** BEGIN RECORD EXTRACTS **

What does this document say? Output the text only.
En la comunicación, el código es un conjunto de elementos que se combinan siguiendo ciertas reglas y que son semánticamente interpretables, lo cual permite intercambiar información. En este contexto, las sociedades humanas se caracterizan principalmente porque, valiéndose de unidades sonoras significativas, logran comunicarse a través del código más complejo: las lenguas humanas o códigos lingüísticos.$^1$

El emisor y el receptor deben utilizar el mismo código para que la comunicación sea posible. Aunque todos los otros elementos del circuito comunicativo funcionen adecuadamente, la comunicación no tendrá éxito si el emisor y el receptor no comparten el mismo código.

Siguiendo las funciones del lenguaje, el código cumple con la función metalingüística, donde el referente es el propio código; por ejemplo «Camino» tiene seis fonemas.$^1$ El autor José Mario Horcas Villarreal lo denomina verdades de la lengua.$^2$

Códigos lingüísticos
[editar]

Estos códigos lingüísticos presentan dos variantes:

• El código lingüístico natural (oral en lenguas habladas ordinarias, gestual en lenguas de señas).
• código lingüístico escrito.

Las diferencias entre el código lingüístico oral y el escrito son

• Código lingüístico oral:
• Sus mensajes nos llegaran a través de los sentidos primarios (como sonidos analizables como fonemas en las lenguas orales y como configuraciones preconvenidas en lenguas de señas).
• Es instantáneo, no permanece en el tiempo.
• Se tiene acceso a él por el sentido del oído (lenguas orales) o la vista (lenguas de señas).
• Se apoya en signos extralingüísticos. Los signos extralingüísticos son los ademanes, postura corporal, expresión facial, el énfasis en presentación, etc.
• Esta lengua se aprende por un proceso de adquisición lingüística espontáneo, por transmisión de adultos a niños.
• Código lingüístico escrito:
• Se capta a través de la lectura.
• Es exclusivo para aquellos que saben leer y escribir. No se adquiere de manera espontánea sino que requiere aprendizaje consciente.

** END RECORD EXTRACTS **

GIVEN EXERCISE:
Copy each line that contains the word "tiene".

RESULT BELOW:
Siguiendo las funciones del lenguaje, el código cumple con la función metalingüística, donde el referente es el propio código; por ejemplo «Camino» tiene seis fonemas.$^1$ El autor José Mario Horcas Villarreal lo denomina verdades de la lengua.$^2$
• Se tiene acceso a él por el sentido del oído (lenguas orales) o la vista (lenguas de señas).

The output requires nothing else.